### EXERCISE OBJECTIVE
Review the listing and copy each line that holds the word "image".

>> START

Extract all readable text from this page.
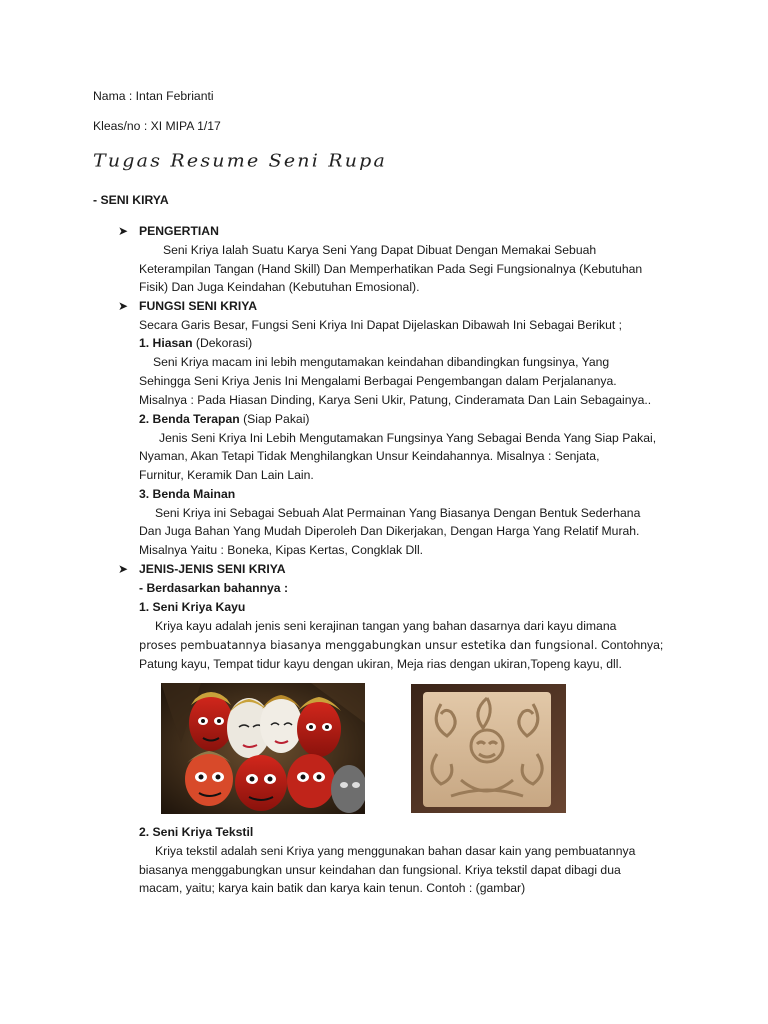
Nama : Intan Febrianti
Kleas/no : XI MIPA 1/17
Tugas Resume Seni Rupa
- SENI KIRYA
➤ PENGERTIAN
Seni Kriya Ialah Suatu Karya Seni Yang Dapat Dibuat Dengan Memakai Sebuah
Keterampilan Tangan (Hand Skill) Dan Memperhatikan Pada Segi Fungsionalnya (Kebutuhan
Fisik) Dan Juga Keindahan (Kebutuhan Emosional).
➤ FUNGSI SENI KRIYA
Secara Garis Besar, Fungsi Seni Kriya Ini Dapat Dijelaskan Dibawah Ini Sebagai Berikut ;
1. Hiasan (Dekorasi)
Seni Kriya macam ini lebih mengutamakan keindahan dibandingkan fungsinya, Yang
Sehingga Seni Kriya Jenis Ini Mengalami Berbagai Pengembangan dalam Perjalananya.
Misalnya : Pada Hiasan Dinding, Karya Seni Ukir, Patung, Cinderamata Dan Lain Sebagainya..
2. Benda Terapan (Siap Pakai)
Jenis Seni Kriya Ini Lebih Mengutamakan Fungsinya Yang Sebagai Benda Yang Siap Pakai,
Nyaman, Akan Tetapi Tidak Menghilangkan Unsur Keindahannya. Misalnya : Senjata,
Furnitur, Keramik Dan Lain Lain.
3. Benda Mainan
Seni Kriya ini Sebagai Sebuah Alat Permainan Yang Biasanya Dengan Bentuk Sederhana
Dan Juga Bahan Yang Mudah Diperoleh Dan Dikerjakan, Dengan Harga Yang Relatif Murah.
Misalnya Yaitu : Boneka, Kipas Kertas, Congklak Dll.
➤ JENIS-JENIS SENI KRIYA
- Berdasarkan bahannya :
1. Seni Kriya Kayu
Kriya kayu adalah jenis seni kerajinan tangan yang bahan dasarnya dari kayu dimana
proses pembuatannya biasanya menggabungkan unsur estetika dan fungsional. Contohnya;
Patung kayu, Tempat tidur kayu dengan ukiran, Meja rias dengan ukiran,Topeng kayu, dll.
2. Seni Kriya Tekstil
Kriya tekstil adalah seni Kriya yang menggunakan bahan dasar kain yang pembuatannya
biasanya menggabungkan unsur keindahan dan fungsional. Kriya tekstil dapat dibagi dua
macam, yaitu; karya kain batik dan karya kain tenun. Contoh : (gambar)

>> END
>> START

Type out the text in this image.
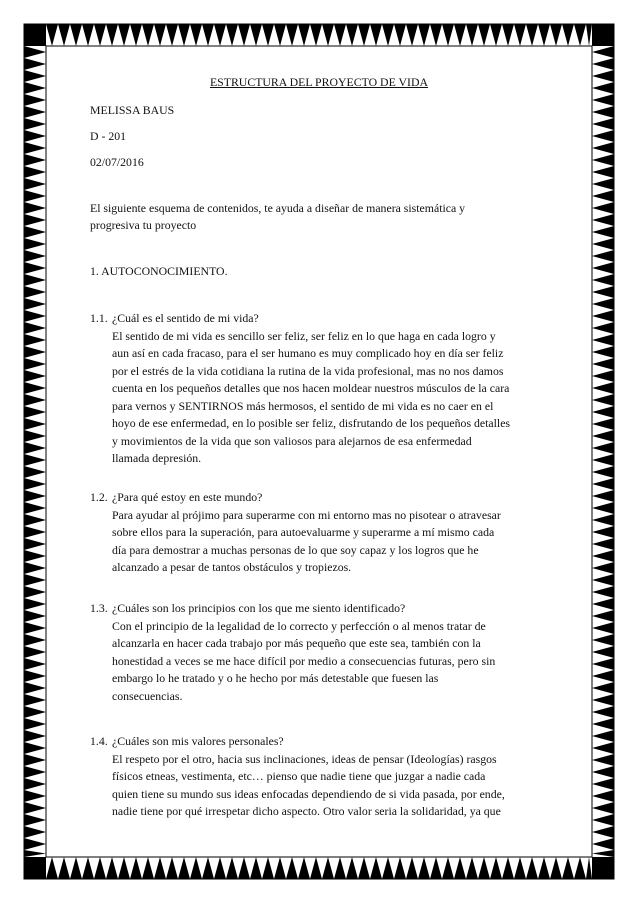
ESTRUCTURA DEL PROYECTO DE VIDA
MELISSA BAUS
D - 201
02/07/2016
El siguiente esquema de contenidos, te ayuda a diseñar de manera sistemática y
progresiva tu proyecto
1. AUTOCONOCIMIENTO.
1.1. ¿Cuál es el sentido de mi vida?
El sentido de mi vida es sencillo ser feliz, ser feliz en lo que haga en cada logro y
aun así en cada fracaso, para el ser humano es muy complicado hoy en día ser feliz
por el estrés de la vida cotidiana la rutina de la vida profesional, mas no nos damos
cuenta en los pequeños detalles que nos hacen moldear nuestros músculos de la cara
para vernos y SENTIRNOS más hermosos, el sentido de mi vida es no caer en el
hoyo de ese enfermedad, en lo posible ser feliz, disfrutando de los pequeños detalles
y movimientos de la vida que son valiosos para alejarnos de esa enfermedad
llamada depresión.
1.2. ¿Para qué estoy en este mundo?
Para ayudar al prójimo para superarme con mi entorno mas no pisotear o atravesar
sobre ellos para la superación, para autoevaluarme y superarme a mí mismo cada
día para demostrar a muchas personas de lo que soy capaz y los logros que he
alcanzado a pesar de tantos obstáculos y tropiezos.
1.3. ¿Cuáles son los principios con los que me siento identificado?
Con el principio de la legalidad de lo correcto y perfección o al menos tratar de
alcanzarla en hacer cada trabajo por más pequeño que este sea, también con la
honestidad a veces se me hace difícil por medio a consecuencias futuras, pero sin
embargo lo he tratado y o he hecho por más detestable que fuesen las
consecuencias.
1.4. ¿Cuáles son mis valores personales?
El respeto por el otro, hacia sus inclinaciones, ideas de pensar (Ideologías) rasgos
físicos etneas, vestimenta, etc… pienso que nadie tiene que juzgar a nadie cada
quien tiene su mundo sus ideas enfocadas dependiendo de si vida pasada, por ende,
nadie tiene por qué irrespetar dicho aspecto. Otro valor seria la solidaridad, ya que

>> END
>> START

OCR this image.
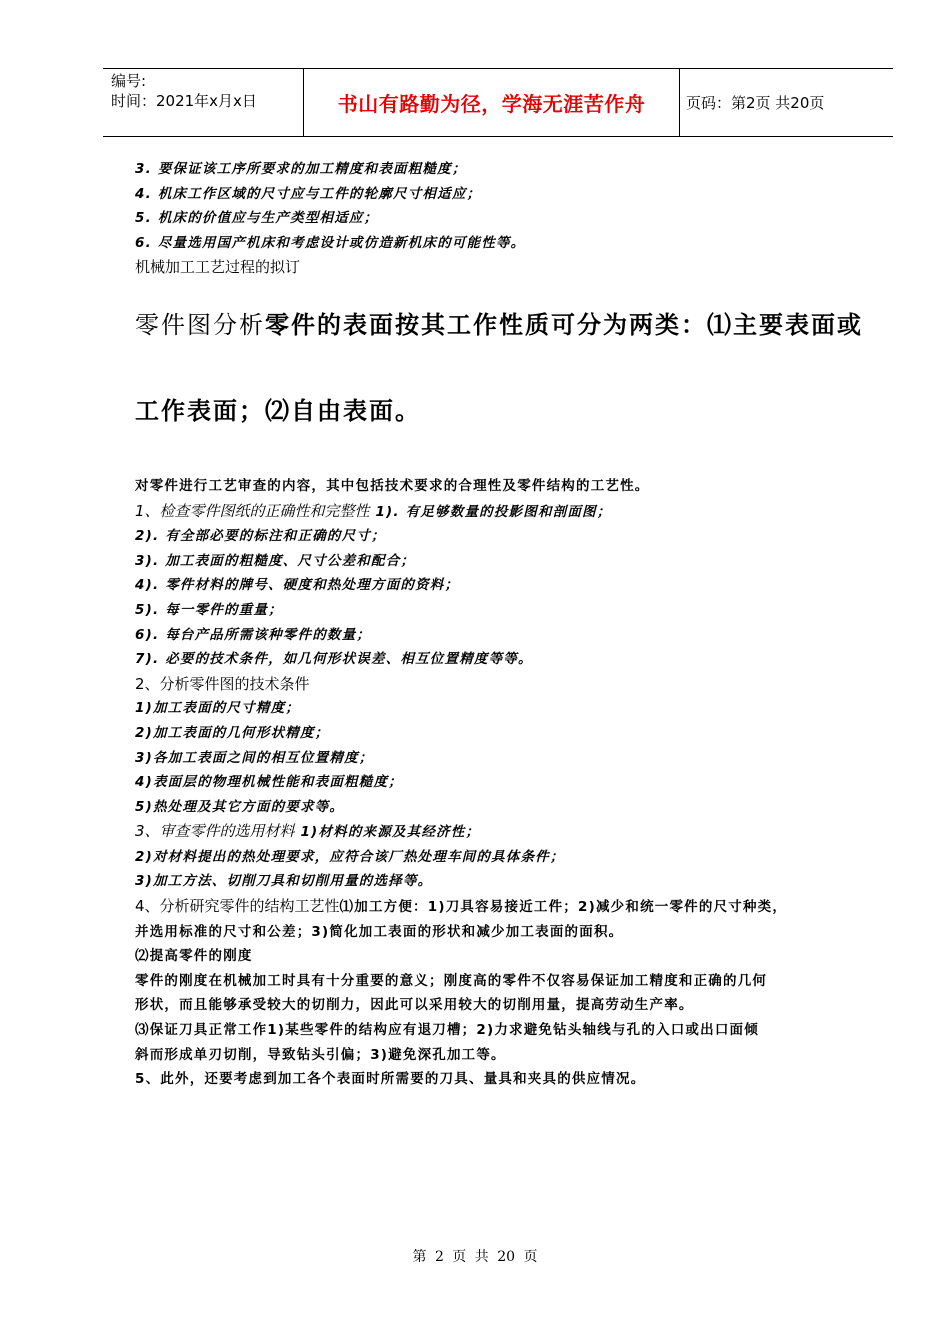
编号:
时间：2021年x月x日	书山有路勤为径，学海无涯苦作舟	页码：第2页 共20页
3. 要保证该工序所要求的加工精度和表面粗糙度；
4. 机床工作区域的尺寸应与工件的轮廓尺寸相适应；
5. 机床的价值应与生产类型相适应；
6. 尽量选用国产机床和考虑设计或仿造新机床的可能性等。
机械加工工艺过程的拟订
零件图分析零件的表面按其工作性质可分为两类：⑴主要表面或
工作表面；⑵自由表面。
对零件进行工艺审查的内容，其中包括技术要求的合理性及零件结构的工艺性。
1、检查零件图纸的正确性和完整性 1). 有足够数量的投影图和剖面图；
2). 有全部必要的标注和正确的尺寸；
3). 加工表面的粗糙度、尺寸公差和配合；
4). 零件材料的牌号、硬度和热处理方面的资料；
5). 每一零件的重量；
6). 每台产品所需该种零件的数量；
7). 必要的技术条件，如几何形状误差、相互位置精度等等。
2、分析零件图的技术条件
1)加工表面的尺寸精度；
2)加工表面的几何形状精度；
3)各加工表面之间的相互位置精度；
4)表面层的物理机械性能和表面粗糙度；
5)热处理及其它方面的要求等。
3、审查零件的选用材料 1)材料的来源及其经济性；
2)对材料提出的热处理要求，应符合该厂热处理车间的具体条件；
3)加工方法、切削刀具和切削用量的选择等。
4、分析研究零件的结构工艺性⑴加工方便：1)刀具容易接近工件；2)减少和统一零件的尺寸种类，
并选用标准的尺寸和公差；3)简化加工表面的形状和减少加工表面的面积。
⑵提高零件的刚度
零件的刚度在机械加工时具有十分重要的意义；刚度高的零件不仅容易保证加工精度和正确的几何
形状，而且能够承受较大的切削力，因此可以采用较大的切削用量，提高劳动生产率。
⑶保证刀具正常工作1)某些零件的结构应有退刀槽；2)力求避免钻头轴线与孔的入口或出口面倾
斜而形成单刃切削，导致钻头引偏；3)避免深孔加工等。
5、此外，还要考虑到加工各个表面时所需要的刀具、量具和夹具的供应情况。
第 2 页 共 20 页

>> END

### RESULT
Type out the text in this image.
OCR this image.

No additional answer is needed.